| Given request |
Take each line that has the word "this" and return it.

Stored dataset items:

·····

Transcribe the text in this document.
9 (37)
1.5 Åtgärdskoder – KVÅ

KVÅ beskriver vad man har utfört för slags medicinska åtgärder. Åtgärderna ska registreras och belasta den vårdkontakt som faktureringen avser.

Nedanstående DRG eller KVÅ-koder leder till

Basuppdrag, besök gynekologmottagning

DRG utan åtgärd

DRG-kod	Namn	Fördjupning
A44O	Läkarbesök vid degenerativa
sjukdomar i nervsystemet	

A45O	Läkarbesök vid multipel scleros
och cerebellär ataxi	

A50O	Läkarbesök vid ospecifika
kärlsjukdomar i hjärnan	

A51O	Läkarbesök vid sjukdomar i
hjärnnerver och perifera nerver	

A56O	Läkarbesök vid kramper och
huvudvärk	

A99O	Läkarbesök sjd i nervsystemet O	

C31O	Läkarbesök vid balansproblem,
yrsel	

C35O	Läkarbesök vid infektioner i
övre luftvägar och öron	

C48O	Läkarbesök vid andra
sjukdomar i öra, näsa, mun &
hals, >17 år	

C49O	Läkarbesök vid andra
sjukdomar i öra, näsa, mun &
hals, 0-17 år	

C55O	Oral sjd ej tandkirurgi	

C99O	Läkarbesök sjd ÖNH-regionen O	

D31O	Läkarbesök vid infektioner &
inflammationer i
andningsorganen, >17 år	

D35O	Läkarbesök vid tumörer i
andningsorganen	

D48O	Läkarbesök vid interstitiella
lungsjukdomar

·····

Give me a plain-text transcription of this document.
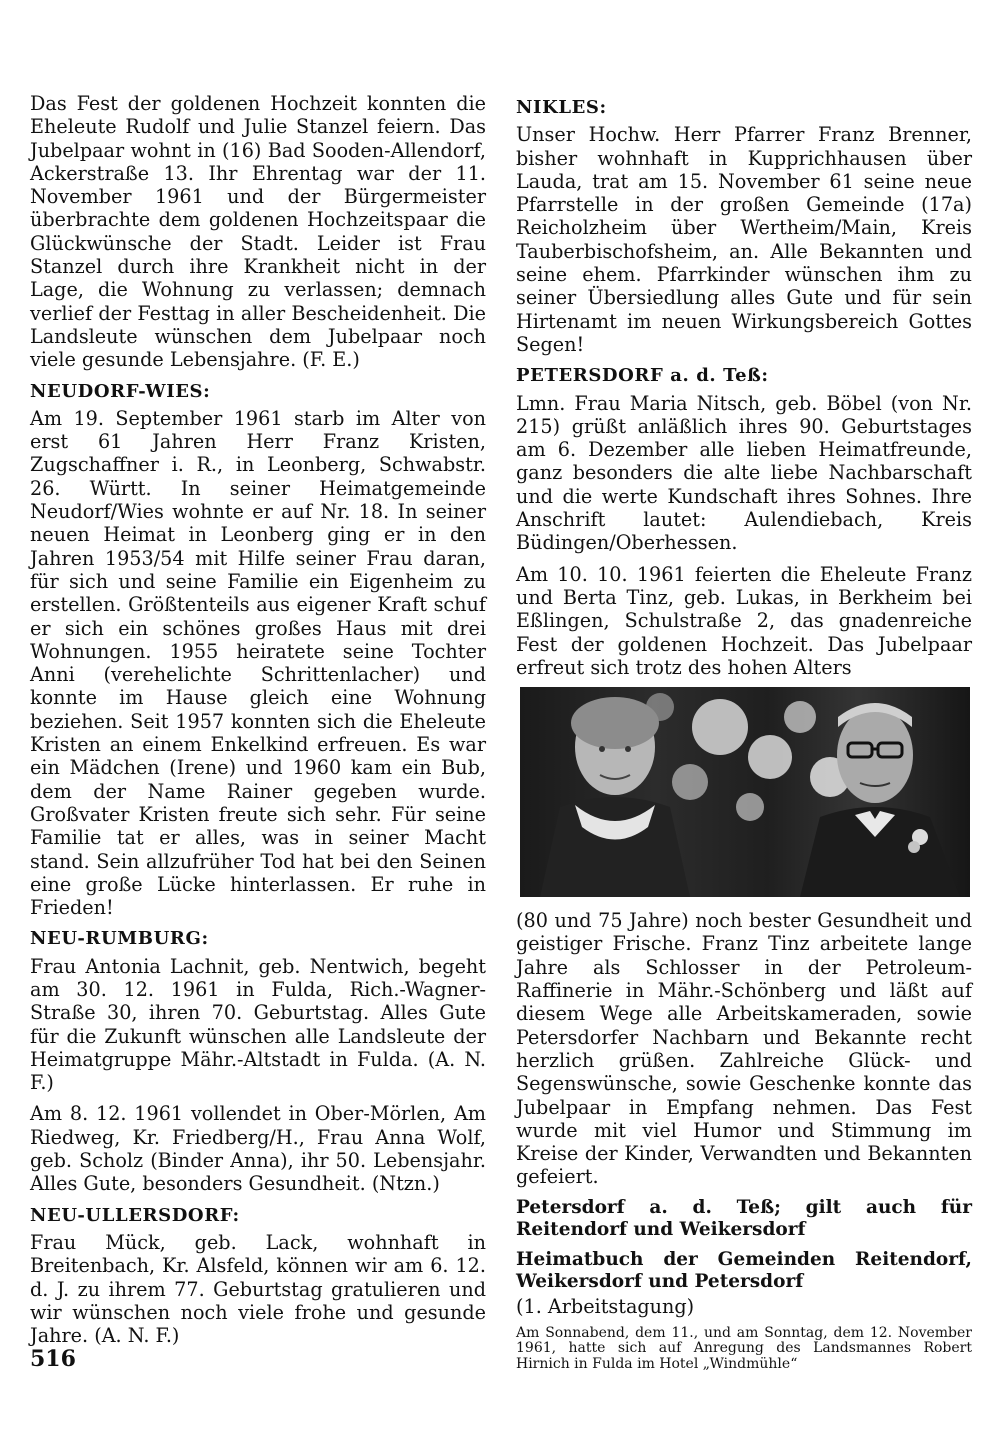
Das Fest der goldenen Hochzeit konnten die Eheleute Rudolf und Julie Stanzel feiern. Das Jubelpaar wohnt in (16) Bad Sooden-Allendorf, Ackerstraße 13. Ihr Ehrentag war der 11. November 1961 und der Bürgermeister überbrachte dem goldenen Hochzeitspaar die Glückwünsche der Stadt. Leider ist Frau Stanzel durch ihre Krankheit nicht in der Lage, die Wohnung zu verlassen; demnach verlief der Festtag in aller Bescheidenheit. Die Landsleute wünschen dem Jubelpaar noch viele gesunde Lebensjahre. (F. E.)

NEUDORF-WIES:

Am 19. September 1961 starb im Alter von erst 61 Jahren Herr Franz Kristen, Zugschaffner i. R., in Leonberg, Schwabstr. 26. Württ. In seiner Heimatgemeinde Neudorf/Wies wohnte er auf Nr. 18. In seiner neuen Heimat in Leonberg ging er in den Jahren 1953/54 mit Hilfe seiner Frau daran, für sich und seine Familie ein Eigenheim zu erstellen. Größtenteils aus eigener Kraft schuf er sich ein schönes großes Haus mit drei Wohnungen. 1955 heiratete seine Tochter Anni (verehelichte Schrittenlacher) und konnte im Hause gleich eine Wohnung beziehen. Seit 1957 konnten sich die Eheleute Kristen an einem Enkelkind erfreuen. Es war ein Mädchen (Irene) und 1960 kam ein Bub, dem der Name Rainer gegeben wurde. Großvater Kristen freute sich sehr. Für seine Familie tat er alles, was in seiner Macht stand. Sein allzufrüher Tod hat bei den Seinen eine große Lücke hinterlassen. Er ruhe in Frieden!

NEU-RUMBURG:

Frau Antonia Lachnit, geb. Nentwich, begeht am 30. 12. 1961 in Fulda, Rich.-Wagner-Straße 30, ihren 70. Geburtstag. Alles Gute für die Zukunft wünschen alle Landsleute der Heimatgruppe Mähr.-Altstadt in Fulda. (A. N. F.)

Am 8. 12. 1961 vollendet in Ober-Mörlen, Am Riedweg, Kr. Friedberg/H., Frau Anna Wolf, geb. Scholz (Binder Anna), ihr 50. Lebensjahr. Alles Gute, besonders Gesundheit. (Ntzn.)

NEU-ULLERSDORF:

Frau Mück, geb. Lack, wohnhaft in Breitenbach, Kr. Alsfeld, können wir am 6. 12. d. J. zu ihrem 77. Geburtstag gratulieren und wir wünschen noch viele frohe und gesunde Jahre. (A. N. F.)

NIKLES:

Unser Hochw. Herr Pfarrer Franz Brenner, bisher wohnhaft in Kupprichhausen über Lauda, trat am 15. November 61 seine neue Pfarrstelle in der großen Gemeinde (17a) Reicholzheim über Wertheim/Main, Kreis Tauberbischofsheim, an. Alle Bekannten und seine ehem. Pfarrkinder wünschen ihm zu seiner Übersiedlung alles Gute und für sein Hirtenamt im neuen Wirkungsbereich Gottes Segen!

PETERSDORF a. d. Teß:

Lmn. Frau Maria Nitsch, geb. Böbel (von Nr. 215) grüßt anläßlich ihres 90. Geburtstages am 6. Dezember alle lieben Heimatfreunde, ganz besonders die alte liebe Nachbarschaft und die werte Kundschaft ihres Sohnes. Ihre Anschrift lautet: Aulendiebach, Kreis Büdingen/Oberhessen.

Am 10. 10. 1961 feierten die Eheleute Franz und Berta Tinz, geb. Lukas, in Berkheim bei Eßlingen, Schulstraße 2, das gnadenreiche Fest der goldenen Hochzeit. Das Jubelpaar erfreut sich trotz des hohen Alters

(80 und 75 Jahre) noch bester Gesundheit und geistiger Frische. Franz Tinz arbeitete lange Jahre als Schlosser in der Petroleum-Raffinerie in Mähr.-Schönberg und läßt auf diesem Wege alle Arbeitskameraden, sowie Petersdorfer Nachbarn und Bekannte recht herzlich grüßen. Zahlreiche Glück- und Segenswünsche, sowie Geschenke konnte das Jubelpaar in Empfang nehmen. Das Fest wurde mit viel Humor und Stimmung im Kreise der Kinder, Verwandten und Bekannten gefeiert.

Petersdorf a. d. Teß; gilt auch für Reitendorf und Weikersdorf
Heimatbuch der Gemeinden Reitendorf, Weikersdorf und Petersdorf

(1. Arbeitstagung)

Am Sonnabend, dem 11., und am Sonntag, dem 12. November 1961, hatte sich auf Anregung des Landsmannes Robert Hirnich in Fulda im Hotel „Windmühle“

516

·····

| Task answer |
Transcribe the text in this document.
Give me a plain-text transcription of this document.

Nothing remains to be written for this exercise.